Figure contents as structured data

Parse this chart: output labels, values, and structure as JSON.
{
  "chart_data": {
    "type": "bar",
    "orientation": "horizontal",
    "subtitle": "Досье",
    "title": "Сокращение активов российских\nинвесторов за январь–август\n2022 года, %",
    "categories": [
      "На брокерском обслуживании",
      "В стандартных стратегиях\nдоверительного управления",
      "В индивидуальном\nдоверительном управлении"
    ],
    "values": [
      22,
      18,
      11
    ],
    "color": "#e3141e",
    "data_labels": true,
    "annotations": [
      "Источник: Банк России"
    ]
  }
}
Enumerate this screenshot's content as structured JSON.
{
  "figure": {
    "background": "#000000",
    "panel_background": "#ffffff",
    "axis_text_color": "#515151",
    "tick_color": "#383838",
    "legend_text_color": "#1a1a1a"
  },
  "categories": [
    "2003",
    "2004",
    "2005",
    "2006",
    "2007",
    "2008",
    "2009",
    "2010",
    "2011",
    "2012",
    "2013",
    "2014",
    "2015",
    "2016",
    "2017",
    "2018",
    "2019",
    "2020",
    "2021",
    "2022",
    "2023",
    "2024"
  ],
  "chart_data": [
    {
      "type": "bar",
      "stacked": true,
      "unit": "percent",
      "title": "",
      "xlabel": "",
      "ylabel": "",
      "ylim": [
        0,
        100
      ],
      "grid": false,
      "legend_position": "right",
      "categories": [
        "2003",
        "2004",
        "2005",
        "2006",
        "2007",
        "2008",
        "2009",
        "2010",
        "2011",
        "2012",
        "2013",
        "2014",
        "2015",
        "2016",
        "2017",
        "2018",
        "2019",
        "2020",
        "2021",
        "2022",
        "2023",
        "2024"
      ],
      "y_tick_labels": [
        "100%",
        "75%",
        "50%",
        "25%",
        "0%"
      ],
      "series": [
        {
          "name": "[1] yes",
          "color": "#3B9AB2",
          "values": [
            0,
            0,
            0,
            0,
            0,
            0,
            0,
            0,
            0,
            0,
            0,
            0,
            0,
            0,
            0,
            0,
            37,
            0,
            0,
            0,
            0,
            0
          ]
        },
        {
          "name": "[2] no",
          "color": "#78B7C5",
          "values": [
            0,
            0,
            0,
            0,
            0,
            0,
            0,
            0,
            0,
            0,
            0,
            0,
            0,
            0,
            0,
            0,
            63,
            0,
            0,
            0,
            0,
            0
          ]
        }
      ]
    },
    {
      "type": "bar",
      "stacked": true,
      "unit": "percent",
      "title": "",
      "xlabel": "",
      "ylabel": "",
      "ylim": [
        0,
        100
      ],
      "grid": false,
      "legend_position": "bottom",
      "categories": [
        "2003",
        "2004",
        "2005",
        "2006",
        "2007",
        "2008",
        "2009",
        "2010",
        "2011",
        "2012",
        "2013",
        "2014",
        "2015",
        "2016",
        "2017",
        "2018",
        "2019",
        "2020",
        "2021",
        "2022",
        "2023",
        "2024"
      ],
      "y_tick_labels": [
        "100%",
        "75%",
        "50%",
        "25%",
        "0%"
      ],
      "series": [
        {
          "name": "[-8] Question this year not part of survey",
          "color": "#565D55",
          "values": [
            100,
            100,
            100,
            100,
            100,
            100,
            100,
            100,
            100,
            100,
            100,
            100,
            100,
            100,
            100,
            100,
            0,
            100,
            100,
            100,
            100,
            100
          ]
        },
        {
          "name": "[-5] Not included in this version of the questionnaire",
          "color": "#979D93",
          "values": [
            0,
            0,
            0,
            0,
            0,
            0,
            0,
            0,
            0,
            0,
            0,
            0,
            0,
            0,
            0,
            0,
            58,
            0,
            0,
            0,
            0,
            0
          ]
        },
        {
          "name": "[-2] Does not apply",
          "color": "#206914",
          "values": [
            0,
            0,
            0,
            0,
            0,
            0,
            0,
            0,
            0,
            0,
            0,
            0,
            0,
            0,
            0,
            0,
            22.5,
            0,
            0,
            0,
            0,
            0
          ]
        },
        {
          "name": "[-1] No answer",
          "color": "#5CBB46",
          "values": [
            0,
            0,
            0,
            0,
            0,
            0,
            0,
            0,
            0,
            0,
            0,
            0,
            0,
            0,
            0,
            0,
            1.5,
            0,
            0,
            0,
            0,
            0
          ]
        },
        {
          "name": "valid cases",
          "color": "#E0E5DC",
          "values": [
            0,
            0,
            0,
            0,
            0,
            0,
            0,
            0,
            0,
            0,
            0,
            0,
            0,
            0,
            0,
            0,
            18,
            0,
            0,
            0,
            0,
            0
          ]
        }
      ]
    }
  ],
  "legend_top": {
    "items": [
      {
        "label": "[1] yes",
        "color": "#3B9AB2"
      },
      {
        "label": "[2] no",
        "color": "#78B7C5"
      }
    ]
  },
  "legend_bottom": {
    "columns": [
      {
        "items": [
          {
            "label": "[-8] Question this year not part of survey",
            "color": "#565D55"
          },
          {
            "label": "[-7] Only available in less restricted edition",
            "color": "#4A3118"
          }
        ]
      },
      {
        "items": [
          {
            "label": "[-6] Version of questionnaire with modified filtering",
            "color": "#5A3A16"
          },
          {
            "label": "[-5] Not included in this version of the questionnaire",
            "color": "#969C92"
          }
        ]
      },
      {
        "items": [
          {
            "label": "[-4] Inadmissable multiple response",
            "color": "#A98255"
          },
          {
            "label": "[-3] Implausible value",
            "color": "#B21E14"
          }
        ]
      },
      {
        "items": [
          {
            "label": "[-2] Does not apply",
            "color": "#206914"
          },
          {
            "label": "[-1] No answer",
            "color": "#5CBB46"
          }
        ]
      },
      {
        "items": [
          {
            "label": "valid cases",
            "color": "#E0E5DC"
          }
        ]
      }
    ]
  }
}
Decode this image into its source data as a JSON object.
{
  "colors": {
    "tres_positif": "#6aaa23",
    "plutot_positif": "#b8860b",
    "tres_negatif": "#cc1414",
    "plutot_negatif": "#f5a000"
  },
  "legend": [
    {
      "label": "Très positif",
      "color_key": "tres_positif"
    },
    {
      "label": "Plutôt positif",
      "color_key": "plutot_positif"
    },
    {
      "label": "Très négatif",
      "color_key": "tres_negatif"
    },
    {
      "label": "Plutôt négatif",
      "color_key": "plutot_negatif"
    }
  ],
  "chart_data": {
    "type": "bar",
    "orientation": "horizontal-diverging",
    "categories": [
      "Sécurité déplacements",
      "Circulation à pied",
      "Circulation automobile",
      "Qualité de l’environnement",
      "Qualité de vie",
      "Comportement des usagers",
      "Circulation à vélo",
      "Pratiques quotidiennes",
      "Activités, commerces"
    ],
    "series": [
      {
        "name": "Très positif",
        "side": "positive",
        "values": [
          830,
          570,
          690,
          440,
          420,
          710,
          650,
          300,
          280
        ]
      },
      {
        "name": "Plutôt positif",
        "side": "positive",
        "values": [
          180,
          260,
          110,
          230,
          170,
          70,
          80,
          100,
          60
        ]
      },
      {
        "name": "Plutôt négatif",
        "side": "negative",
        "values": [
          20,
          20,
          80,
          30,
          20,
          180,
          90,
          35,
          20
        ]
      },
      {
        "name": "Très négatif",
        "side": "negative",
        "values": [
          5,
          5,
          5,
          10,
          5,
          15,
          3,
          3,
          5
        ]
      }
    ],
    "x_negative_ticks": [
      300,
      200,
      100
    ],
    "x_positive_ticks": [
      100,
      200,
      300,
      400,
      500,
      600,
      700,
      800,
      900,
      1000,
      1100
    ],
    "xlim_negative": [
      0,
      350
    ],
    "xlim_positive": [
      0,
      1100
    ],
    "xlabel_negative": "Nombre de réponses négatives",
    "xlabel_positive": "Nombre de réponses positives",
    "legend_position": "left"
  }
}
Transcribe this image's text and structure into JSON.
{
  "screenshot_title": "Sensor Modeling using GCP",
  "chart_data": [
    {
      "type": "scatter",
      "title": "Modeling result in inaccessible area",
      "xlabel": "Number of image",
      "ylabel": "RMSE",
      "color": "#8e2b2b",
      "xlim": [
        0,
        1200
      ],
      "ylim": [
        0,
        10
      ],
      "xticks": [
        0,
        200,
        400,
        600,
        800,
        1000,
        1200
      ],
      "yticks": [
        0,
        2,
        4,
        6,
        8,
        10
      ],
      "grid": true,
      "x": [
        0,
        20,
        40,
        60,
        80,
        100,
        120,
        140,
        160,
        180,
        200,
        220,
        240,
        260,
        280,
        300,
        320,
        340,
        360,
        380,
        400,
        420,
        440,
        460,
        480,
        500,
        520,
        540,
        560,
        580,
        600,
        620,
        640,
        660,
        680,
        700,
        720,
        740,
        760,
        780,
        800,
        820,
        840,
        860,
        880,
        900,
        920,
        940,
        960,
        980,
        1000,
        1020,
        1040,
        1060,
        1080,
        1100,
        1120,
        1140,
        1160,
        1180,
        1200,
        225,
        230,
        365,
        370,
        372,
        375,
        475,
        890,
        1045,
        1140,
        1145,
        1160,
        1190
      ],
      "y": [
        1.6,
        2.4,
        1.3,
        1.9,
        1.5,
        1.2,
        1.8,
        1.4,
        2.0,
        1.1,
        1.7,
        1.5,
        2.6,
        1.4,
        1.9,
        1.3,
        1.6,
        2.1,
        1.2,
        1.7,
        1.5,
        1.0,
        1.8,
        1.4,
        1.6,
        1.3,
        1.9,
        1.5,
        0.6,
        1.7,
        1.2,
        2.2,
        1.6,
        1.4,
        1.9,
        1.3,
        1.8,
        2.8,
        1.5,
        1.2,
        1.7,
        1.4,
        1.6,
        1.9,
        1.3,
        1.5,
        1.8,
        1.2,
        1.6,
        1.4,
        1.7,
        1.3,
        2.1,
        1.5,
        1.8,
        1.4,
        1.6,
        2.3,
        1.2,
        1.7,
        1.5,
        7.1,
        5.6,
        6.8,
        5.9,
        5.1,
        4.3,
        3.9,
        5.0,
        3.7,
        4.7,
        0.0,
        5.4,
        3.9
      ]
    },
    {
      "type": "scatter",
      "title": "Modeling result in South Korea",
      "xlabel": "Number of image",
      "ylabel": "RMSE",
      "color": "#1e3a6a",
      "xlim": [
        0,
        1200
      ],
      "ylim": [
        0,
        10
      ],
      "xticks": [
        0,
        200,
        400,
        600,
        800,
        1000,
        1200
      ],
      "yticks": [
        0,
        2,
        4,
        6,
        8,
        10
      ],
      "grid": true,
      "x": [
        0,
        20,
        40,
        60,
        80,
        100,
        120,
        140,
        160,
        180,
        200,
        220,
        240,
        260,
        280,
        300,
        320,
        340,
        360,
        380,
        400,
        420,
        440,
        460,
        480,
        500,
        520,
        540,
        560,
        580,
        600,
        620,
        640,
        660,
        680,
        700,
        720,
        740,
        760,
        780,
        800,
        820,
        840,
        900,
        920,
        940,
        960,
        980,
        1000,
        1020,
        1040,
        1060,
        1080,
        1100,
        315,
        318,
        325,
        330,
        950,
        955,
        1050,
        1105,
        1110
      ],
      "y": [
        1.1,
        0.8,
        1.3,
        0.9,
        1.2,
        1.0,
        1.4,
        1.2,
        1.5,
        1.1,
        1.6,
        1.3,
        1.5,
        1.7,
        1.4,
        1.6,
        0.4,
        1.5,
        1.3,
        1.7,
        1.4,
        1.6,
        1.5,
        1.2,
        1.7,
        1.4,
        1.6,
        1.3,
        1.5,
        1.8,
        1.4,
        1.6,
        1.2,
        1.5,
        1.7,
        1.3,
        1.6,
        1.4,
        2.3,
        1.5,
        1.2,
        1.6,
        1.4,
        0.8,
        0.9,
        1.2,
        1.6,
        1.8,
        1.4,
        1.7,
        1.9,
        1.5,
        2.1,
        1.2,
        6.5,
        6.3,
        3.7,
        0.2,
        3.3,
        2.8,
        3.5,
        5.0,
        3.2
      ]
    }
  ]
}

#### [Work required]
Look above for every line with the word "Très" and copy it.

#### [Task result]
      "label": "Très positif",
      "label": "Très négatif",
        "name": "Très positif",
        "name": "Très négatif",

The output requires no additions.